[Begin]

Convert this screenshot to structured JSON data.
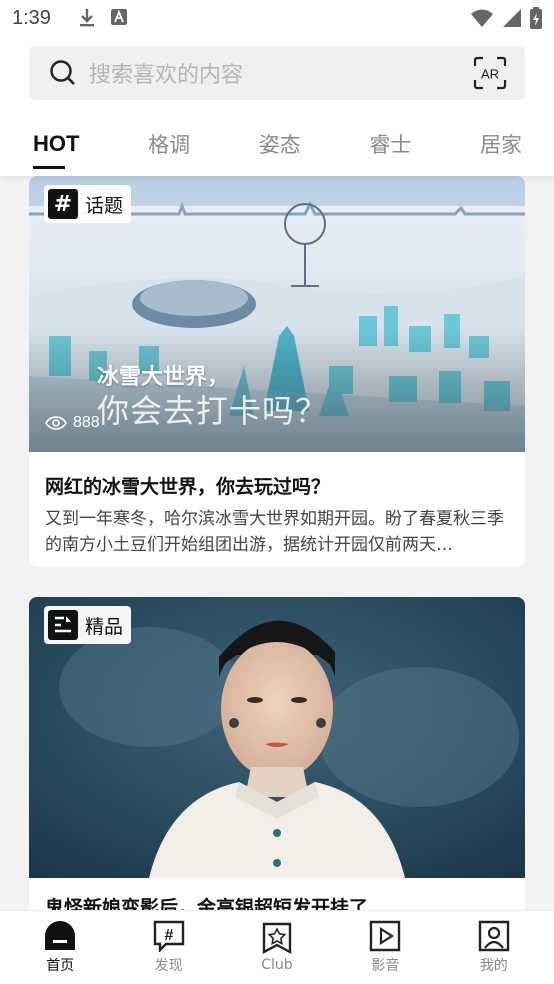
{
  "status_bar": {
    "time": "1:39"
  },
  "search": {
    "placeholder": "搜索喜欢的内容"
  },
  "tabs": [
    {
      "label": "HOT"
    },
    {
      "label": "格调"
    },
    {
      "label": "姿态"
    },
    {
      "label": "睿士"
    },
    {
      "label": "居家"
    }
  ],
  "cards": [
    {
      "badge": "话题",
      "image_title_line1": "冰雪大世界，",
      "image_title_line2": "你会去打卡吗？",
      "views": "888",
      "title": "网红的冰雪大世界，你去玩过吗？",
      "desc": "又到一年寒冬，哈尔滨冰雪大世界如期开园。盼了春夏秋三季的南方小土豆们开始组团出游，据统计开园仅前两天…"
    },
    {
      "badge": "精品",
      "title": "鬼怪新娘变影后，金高银超短发开挂了"
    }
  ],
  "bottom_nav": [
    {
      "label": "首页",
      "icon": "home-icon"
    },
    {
      "label": "发现",
      "icon": "discover-icon"
    },
    {
      "label": "Club",
      "icon": "club-icon"
    },
    {
      "label": "影音",
      "icon": "video-icon"
    },
    {
      "label": "我的",
      "icon": "profile-icon"
    }
  ],
  "colors": {
    "active": "#111111",
    "inactive": "#8a8a8a",
    "background": "#f2f2f2"
  }
}
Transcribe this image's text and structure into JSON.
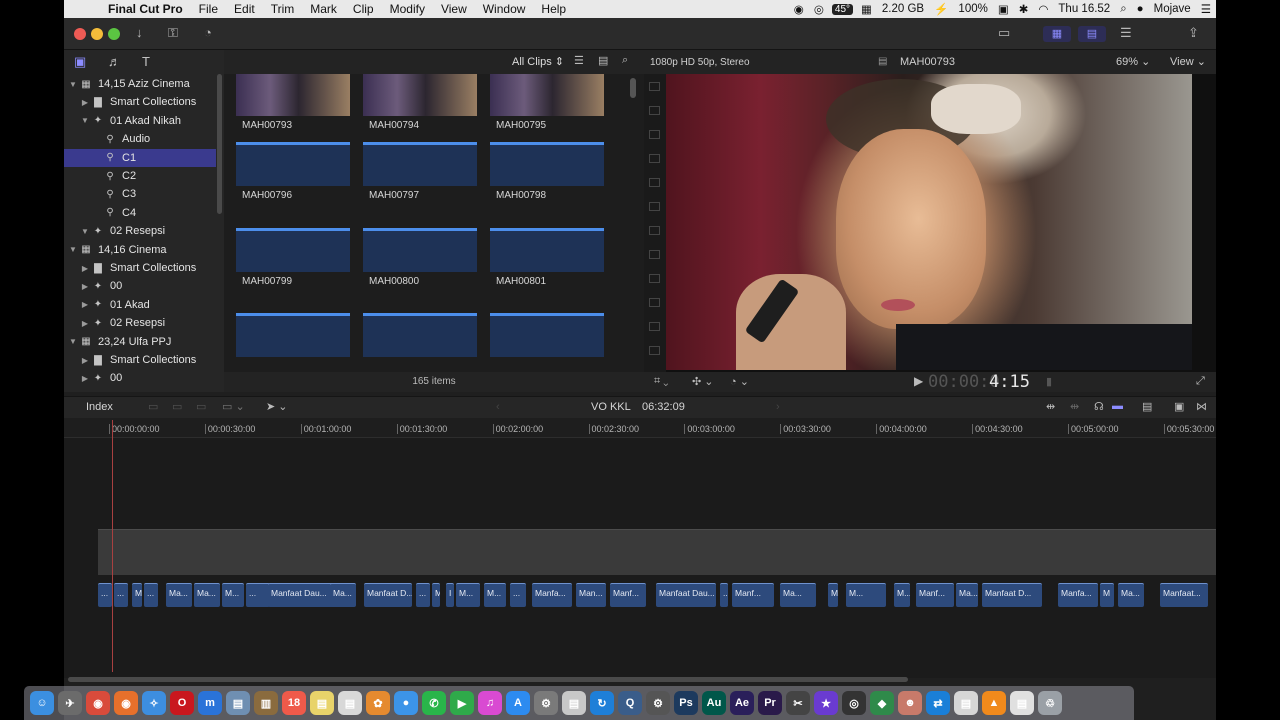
{
  "menubar": {
    "app_name": "Final Cut Pro",
    "menus": [
      "File",
      "Edit",
      "Trim",
      "Mark",
      "Clip",
      "Modify",
      "View",
      "Window",
      "Help"
    ],
    "temp": "45°",
    "memory": "2.20 GB",
    "battery": "100%",
    "clock": "Thu 16.52",
    "user": "Mojave"
  },
  "library": {
    "items": [
      {
        "label": "14,15 Aziz Cinema",
        "tri": "▼",
        "icon": "▦"
      },
      {
        "label": "Smart Collections",
        "tri": "▶",
        "icon": "▇"
      },
      {
        "label": "01 Akad Nikah",
        "tri": "▼",
        "icon": "✦"
      },
      {
        "label": "Audio",
        "tri": "",
        "icon": "⚲"
      },
      {
        "label": "C1",
        "tri": "",
        "icon": "⚲"
      },
      {
        "label": "C2",
        "tri": "",
        "icon": "⚲"
      },
      {
        "label": "C3",
        "tri": "",
        "icon": "⚲"
      },
      {
        "label": "C4",
        "tri": "",
        "icon": "⚲"
      },
      {
        "label": "02 Resepsi",
        "tri": "▼",
        "icon": "✦"
      },
      {
        "label": "14,16 Cinema",
        "tri": "▼",
        "icon": "▦"
      },
      {
        "label": "Smart Collections",
        "tri": "▶",
        "icon": "▇"
      },
      {
        "label": "00",
        "tri": "▶",
        "icon": "✦"
      },
      {
        "label": "01 Akad",
        "tri": "▶",
        "icon": "✦"
      },
      {
        "label": "02 Resepsi",
        "tri": "▶",
        "icon": "✦"
      },
      {
        "label": "23,24 Ulfa PPJ",
        "tri": "▼",
        "icon": "▦"
      },
      {
        "label": "Smart Collections",
        "tri": "▶",
        "icon": "▇"
      },
      {
        "label": "00",
        "tri": "▶",
        "icon": "✦"
      }
    ]
  },
  "browser": {
    "filter": "All Clips",
    "clips": [
      "MAH00793",
      "MAH00794",
      "MAH00795",
      "MAH00796",
      "MAH00797",
      "MAH00798",
      "MAH00799",
      "MAH00800",
      "MAH00801",
      "",
      "",
      ""
    ],
    "item_count": "165 items"
  },
  "viewer": {
    "format": "1080p HD 50p, Stereo",
    "clip_name": "MAH00793",
    "zoom": "69%",
    "view_label": "View",
    "timecode_dim": "00:00:0",
    "timecode": "4:15"
  },
  "timeline": {
    "index_label": "Index",
    "project": "VO KKL",
    "duration": "06:32:09",
    "ruler": [
      "00:00:00:00",
      "00:00:30:00",
      "00:01:00:00",
      "00:01:30:00",
      "00:02:00:00",
      "00:02:30:00",
      "00:03:00:00",
      "00:03:30:00",
      "00:04:00:00",
      "00:04:30:00",
      "00:05:00:00",
      "00:05:30:00"
    ],
    "clips": [
      "...",
      "...",
      "M",
      "...",
      "Ma...",
      "Ma...",
      "M...",
      "...",
      "Manfaat Dau...",
      "Ma...",
      "Manfaat D...",
      "...",
      "M",
      "I",
      "M...",
      "M...",
      "...",
      "Manfa...",
      "Man...",
      "Manf...",
      "Manfaat Dau...",
      "...",
      "Manf...",
      "Ma...",
      "M",
      "M...",
      "M...",
      "Manf...",
      "Ma...",
      "Manfaat D...",
      "Manfa...",
      "M",
      "Ma...",
      "Manfaat..."
    ]
  },
  "dock": {
    "items": [
      {
        "name": "finder-icon",
        "glyph": "☺",
        "color": "#3b8fe0"
      },
      {
        "name": "launchpad-icon",
        "glyph": "✈",
        "color": "#6b6b6b"
      },
      {
        "name": "chrome-icon",
        "glyph": "◉",
        "color": "#d94b3b"
      },
      {
        "name": "firefox-icon",
        "glyph": "◉",
        "color": "#e7702b"
      },
      {
        "name": "safari-icon",
        "glyph": "✧",
        "color": "#3d8ee0"
      },
      {
        "name": "opera-icon",
        "glyph": "O",
        "color": "#c9171e"
      },
      {
        "name": "maxthon-icon",
        "glyph": "m",
        "color": "#2a73d9"
      },
      {
        "name": "preview-icon",
        "glyph": "▤",
        "color": "#6f8fb2"
      },
      {
        "name": "notebook-icon",
        "glyph": "▥",
        "color": "#8a6b3e"
      },
      {
        "name": "calendar-icon",
        "glyph": "18",
        "color": "#ef5a4a"
      },
      {
        "name": "notes-icon",
        "glyph": "▤",
        "color": "#e8d36a"
      },
      {
        "name": "textedit-icon",
        "glyph": "▤",
        "color": "#d8d8d8"
      },
      {
        "name": "photos-icon",
        "glyph": "✿",
        "color": "#e58a2f"
      },
      {
        "name": "messages-icon",
        "glyph": "●",
        "color": "#3c94e8"
      },
      {
        "name": "whatsapp-icon",
        "glyph": "✆",
        "color": "#29b54a"
      },
      {
        "name": "facetime-icon",
        "glyph": "▶",
        "color": "#2faa4a"
      },
      {
        "name": "music-icon",
        "glyph": "♫",
        "color": "#d94ad2"
      },
      {
        "name": "appstore-icon",
        "glyph": "A",
        "color": "#2d8bf0"
      },
      {
        "name": "system-prefs-icon",
        "glyph": "⚙",
        "color": "#7a7a7a"
      },
      {
        "name": "notepad-icon",
        "glyph": "▤",
        "color": "#c8c8c8"
      },
      {
        "name": "sync-icon",
        "glyph": "↻",
        "color": "#1e7fd8"
      },
      {
        "name": "quicktime-icon",
        "glyph": "Q",
        "color": "#3a5d8a"
      },
      {
        "name": "compressor-icon",
        "glyph": "⚙",
        "color": "#555"
      },
      {
        "name": "photoshop-icon",
        "glyph": "Ps",
        "color": "#1d3a5e"
      },
      {
        "name": "audition-icon",
        "glyph": "Au",
        "color": "#00574a"
      },
      {
        "name": "aftereffects-icon",
        "glyph": "Ae",
        "color": "#2a1f5a"
      },
      {
        "name": "premiere-icon",
        "glyph": "Pr",
        "color": "#2a1a4a"
      },
      {
        "name": "finalcut-icon",
        "glyph": "✂",
        "color": "#444"
      },
      {
        "name": "imovie-icon",
        "glyph": "★",
        "color": "#6a3bd1"
      },
      {
        "name": "davinci-icon",
        "glyph": "◎",
        "color": "#333"
      },
      {
        "name": "motion-icon",
        "glyph": "◆",
        "color": "#2f8a4a"
      },
      {
        "name": "character-icon",
        "glyph": "☻",
        "color": "#c87a6a"
      },
      {
        "name": "teamviewer-icon",
        "glyph": "⇄",
        "color": "#1a7fd8"
      },
      {
        "name": "doc-icon",
        "glyph": "▤",
        "color": "#d6d6d6"
      },
      {
        "name": "vlc-icon",
        "glyph": "▲",
        "color": "#f08a1c"
      },
      {
        "name": "files-icon",
        "glyph": "▤",
        "color": "#e0e0e0"
      },
      {
        "name": "trash-icon",
        "glyph": "♲",
        "color": "#9aa0a6"
      }
    ]
  }
}
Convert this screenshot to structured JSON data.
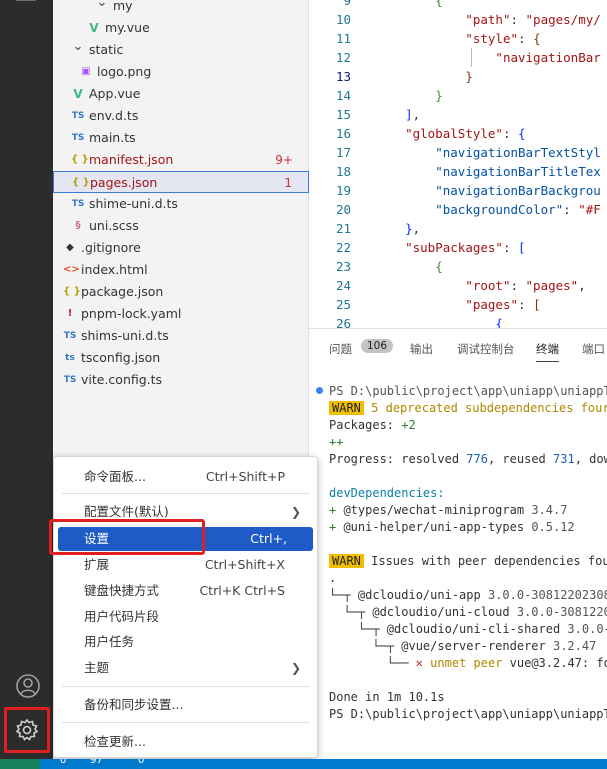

[End]

For the listing above, identify each line bearing "Cinema".

→ SOLVED EXERCISE:
        "label": "14,15 Aziz Cinema",
        "label": "14,16 Cinema",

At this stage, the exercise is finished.